══ Given data ══

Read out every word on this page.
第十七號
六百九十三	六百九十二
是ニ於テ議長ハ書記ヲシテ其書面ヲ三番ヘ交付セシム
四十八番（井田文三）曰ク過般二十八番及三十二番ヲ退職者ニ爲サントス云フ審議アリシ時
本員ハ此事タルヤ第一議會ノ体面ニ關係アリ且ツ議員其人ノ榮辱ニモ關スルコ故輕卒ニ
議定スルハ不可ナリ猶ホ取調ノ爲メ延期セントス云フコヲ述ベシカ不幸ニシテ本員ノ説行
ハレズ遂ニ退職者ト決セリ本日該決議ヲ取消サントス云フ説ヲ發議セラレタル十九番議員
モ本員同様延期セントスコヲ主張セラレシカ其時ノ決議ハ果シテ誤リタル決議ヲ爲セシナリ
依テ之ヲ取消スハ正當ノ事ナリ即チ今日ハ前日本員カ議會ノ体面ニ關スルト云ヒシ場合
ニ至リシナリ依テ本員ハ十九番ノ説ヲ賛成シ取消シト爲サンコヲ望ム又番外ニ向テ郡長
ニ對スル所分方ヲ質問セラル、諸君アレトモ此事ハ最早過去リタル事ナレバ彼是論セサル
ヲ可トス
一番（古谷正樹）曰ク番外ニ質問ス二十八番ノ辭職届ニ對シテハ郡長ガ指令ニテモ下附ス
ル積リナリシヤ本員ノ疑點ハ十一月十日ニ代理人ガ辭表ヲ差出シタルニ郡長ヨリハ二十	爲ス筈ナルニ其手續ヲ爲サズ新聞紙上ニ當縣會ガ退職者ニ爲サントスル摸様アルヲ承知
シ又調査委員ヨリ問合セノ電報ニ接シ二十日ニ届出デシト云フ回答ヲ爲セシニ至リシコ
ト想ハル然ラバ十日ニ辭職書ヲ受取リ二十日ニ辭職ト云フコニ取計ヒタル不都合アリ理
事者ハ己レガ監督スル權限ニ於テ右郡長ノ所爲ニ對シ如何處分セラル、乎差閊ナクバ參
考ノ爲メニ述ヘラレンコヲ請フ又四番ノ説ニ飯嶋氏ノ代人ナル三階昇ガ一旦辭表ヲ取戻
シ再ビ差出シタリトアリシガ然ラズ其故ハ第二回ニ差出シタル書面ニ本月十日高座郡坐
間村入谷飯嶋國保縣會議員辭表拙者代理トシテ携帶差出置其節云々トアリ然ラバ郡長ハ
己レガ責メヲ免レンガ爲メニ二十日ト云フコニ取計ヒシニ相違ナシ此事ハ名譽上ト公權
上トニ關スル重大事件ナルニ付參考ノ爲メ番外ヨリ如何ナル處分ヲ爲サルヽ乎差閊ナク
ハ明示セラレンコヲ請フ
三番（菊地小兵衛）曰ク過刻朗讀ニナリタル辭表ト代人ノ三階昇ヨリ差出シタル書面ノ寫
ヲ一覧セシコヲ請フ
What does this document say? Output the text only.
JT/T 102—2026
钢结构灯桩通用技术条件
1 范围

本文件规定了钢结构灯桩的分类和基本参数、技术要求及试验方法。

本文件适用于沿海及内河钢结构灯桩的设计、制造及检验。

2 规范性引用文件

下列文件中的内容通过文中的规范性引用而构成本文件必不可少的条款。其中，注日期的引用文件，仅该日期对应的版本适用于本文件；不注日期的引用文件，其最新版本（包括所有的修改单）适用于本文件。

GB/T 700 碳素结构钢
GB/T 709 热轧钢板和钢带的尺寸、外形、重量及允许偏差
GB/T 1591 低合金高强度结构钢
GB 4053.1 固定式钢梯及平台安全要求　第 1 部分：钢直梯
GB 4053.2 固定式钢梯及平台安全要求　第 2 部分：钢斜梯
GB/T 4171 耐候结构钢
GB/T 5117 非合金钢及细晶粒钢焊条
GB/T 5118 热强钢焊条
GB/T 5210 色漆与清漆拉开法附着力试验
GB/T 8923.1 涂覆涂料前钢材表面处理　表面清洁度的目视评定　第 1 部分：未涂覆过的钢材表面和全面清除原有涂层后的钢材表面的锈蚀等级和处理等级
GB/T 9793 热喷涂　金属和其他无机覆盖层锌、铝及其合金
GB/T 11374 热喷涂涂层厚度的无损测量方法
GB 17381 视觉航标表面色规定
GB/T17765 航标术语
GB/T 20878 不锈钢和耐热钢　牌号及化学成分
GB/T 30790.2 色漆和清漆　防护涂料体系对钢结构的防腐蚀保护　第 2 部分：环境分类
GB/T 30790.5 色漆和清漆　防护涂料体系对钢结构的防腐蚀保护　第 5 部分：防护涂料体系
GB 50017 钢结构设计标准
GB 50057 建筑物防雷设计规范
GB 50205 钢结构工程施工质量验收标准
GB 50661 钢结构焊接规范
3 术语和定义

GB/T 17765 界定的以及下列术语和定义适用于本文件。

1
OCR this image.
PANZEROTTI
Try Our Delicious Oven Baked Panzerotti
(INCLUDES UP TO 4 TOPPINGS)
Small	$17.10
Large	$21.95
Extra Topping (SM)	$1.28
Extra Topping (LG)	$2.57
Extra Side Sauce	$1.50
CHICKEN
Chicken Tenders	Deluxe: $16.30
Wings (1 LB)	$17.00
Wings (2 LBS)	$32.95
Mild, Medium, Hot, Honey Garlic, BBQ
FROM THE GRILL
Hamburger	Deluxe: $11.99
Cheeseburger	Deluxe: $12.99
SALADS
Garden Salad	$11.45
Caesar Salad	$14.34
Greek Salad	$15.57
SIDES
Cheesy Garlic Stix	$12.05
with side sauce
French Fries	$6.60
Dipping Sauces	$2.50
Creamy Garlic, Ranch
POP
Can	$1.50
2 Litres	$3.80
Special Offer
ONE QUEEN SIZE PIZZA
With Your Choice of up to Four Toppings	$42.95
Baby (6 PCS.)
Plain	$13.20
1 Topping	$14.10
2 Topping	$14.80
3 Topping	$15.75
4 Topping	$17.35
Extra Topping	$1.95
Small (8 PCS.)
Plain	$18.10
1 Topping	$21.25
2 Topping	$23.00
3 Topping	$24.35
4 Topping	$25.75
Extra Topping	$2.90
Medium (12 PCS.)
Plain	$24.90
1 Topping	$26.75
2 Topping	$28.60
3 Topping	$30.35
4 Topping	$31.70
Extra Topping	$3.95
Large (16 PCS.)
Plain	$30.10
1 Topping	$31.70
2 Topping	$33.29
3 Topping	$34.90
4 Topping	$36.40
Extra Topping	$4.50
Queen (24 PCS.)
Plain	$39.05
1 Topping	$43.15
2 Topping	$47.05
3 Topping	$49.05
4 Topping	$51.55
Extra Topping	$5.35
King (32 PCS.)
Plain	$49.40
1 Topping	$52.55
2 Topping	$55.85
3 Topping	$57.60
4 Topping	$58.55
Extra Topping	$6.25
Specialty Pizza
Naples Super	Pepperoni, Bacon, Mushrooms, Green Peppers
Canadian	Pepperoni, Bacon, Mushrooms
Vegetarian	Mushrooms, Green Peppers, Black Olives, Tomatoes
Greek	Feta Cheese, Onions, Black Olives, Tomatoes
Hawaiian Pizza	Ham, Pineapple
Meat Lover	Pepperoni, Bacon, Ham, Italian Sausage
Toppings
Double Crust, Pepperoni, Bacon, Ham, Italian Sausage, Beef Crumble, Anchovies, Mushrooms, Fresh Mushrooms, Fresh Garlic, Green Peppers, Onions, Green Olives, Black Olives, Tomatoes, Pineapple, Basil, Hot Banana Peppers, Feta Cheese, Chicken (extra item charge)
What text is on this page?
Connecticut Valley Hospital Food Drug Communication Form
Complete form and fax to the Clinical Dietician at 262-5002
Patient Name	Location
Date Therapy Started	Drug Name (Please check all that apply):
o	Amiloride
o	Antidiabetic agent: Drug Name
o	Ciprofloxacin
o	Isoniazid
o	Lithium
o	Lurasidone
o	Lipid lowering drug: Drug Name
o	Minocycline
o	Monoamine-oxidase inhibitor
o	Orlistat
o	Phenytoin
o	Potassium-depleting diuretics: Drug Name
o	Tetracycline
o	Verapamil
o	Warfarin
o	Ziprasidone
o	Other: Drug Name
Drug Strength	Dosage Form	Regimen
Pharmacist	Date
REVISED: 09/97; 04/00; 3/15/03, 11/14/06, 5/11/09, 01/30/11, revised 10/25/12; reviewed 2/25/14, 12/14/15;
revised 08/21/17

═══

- Your objective
Report each line of the material above where the word "Garlic" appears.

- Task solution
Mild, Medium, Hot, Honey Garlic, BBQ
Cheesy Garlic Stix	$12.05
Creamy Garlic, Ranch
Double Crust, Pepperoni, Bacon, Ham, Italian Sausage, Beef Crumble, Anchovies, Mushrooms, Fresh Mushrooms, Fresh Garlic, Green Peppers, Onions, Green Olives, Black Olives, Tomatoes, Pineapple, Basil, Hot Banana Peppers, Feta Cheese, Chicken (extra item charge)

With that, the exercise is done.